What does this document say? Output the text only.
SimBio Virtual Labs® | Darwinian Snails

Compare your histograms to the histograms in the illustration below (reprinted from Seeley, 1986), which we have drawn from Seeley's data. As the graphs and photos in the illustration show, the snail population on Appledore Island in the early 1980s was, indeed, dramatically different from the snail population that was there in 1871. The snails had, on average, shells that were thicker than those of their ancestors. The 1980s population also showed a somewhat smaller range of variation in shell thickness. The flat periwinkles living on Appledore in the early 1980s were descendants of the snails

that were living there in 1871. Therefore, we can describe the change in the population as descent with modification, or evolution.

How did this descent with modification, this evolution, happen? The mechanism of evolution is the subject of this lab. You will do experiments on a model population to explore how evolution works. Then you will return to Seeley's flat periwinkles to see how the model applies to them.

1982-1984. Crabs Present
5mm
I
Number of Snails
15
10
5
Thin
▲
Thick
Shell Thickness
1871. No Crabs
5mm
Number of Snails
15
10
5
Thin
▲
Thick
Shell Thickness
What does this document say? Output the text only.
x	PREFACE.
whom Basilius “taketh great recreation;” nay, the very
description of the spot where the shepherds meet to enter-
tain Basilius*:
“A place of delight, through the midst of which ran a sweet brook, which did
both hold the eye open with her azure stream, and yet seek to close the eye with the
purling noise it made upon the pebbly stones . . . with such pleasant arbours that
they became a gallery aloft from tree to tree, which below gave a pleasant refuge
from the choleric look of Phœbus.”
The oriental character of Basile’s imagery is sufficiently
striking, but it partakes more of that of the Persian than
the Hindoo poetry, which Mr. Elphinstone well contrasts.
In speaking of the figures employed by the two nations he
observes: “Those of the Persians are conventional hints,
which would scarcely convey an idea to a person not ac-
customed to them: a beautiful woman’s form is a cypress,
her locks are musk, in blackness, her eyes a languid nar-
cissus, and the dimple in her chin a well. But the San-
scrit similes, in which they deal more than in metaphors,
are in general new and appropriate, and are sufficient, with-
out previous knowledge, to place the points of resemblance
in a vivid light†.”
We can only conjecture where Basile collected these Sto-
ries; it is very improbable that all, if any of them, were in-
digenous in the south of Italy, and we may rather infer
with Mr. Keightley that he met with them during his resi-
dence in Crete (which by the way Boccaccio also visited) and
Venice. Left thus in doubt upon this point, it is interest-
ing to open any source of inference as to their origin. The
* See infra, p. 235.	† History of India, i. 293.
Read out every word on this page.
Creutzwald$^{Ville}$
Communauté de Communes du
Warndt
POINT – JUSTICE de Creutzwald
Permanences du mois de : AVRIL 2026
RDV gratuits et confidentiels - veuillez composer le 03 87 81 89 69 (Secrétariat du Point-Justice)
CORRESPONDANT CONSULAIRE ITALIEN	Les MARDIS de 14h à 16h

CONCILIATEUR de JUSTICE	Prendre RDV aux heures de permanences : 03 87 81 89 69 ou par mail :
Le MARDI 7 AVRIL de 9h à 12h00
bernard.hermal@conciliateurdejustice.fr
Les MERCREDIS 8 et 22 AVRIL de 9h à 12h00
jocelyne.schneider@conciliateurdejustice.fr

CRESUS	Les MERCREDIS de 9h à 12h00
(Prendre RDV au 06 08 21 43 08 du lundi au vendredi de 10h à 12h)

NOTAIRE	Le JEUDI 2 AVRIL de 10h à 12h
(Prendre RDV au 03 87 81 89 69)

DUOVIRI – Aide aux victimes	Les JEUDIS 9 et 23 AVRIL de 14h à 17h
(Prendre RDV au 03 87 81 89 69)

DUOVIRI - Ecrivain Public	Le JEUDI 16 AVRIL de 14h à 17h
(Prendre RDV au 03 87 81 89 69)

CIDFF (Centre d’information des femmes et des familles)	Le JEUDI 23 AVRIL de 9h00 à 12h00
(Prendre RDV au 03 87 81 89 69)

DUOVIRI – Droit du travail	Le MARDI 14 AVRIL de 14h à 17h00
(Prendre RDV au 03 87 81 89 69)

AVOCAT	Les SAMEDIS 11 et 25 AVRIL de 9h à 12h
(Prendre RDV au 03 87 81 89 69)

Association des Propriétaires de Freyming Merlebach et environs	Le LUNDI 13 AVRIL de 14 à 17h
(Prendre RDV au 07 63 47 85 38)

◆ ◆ ◆ ◆ ◆ ◆ ◆

__Written task__
The records above are to be copied in full, exactly as written.

__Answer__
What does this document say? Output the text only.
SimBio Virtual Labs® | Darwinian Snails

Compare your histograms to the histograms in the illustration below (reprinted from Seeley, 1986), which we have drawn from Seeley's data. As the graphs and photos in the illustration show, the snail population on Appledore Island in the early 1980s was, indeed, dramatically different from the snail population that was there in 1871. The snails had, on average, shells that were thicker than those of their ancestors. The 1980s population also showed a somewhat smaller range of variation in shell thickness. The flat periwinkles living on Appledore in the early 1980s were descendants of the snails

that were living there in 1871. Therefore, we can describe the change in the population as descent with modification, or evolution.

How did this descent with modification, this evolution, happen? The mechanism of evolution is the subject of this lab. You will do experiments on a model population to explore how evolution works. Then you will return to Seeley's flat periwinkles to see how the model applies to them.

1982-1984. Crabs Present
5mm
I
Number of Snails
15
10
5
Thin
▲
Thick
Shell Thickness
1871. No Crabs
5mm
Number of Snails
15
10
5
Thin
▲
Thick
Shell Thickness
What does this document say? Output the text only.
x	PREFACE.
whom Basilius “taketh great recreation;” nay, the very
description of the spot where the shepherds meet to enter-
tain Basilius*:
“A place of delight, through the midst of which ran a sweet brook, which did
both hold the eye open with her azure stream, and yet seek to close the eye with the
purling noise it made upon the pebbly stones . . . with such pleasant arbours that
they became a gallery aloft from tree to tree, which below gave a pleasant refuge
from the choleric look of Phœbus.”
The oriental character of Basile’s imagery is sufficiently
striking, but it partakes more of that of the Persian than
the Hindoo poetry, which Mr. Elphinstone well contrasts.
In speaking of the figures employed by the two nations he
observes: “Those of the Persians are conventional hints,
which would scarcely convey an idea to a person not ac-
customed to them: a beautiful woman’s form is a cypress,
her locks are musk, in blackness, her eyes a languid nar-
cissus, and the dimple in her chin a well. But the San-
scrit similes, in which they deal more than in metaphors,
are in general new and appropriate, and are sufficient, with-
out previous knowledge, to place the points of resemblance
in a vivid light†.”
We can only conjecture where Basile collected these Sto-
ries; it is very improbable that all, if any of them, were in-
digenous in the south of Italy, and we may rather infer
with Mr. Keightley that he met with them during his resi-
dence in Crete (which by the way Boccaccio also visited) and
Venice. Left thus in doubt upon this point, it is interest-
ing to open any source of inference as to their origin. The
* See infra, p. 235.	† History of India, i. 293.
Read out every word on this page.
Creutzwald$^{Ville}$
Communauté de Communes du
Warndt
POINT – JUSTICE de Creutzwald
Permanences du mois de : AVRIL 2026
RDV gratuits et confidentiels - veuillez composer le 03 87 81 89 69 (Secrétariat du Point-Justice)
CORRESPONDANT CONSULAIRE ITALIEN	Les MARDIS de 14h à 16h

CONCILIATEUR de JUSTICE	Prendre RDV aux heures de permanences : 03 87 81 89 69 ou par mail :
Le MARDI 7 AVRIL de 9h à 12h00
bernard.hermal@conciliateurdejustice.fr
Les MERCREDIS 8 et 22 AVRIL de 9h à 12h00
jocelyne.schneider@conciliateurdejustice.fr

CRESUS	Les MERCREDIS de 9h à 12h00
(Prendre RDV au 06 08 21 43 08 du lundi au vendredi de 10h à 12h)

NOTAIRE	Le JEUDI 2 AVRIL de 10h à 12h
(Prendre RDV au 03 87 81 89 69)

DUOVIRI – Aide aux victimes	Les JEUDIS 9 et 23 AVRIL de 14h à 17h
(Prendre RDV au 03 87 81 89 69)

DUOVIRI - Ecrivain Public	Le JEUDI 16 AVRIL de 14h à 17h
(Prendre RDV au 03 87 81 89 69)

CIDFF (Centre d’information des femmes et des familles)	Le JEUDI 23 AVRIL de 9h00 à 12h00
(Prendre RDV au 03 87 81 89 69)

DUOVIRI – Droit du travail	Le MARDI 14 AVRIL de 14h à 17h00
(Prendre RDV au 03 87 81 89 69)

AVOCAT	Les SAMEDIS 11 et 25 AVRIL de 9h à 12h
(Prendre RDV au 03 87 81 89 69)

Association des Propriétaires de Freyming Merlebach et environs	Le LUNDI 13 AVRIL de 14 à 17h
(Prendre RDV au 07 63 47 85 38)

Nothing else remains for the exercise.